Exercise directions:
Say how many lines of these entries include the word "repository", and answer with the number alone.

Extracted information:
————————
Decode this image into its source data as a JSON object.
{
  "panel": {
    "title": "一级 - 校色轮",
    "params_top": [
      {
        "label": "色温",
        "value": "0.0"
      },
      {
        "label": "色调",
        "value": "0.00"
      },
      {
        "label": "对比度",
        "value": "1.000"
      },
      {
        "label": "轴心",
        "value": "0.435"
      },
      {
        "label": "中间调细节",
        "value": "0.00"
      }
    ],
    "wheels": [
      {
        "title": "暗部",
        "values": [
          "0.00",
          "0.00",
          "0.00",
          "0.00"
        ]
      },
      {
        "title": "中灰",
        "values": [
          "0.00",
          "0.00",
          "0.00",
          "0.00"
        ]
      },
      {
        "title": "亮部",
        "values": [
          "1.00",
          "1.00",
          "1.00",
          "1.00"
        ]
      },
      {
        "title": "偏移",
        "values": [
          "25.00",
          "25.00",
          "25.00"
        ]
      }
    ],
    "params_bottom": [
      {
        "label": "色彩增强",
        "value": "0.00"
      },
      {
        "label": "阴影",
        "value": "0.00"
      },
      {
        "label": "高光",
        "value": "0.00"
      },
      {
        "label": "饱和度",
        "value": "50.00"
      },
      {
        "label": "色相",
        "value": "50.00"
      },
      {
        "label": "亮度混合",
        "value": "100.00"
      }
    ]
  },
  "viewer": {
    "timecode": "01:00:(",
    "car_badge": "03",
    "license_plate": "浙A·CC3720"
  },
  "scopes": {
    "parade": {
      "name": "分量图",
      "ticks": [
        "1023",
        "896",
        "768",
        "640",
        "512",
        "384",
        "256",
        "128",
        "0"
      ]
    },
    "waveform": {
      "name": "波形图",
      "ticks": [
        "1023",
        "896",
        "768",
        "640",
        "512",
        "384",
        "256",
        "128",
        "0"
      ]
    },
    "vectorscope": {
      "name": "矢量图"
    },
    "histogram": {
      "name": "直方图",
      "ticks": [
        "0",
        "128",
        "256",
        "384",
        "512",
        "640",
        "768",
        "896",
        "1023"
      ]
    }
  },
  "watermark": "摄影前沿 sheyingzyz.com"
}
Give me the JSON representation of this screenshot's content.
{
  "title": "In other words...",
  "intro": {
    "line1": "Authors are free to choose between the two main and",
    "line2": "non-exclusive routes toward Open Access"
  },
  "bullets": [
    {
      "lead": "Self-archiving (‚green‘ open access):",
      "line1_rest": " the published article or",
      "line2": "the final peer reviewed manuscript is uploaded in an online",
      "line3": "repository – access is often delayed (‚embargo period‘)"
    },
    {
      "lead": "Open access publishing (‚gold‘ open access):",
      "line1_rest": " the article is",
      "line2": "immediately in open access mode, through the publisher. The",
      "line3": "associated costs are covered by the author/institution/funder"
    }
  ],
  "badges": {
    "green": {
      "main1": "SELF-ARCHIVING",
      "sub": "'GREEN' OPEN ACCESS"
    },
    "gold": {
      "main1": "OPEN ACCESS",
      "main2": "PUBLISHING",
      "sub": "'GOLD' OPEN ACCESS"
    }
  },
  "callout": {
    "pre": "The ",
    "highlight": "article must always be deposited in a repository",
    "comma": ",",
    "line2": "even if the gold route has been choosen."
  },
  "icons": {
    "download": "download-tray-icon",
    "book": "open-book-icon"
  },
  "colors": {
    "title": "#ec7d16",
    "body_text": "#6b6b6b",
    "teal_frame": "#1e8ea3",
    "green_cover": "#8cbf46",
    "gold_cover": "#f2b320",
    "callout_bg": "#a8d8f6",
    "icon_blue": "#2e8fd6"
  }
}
————————
Right answer:
2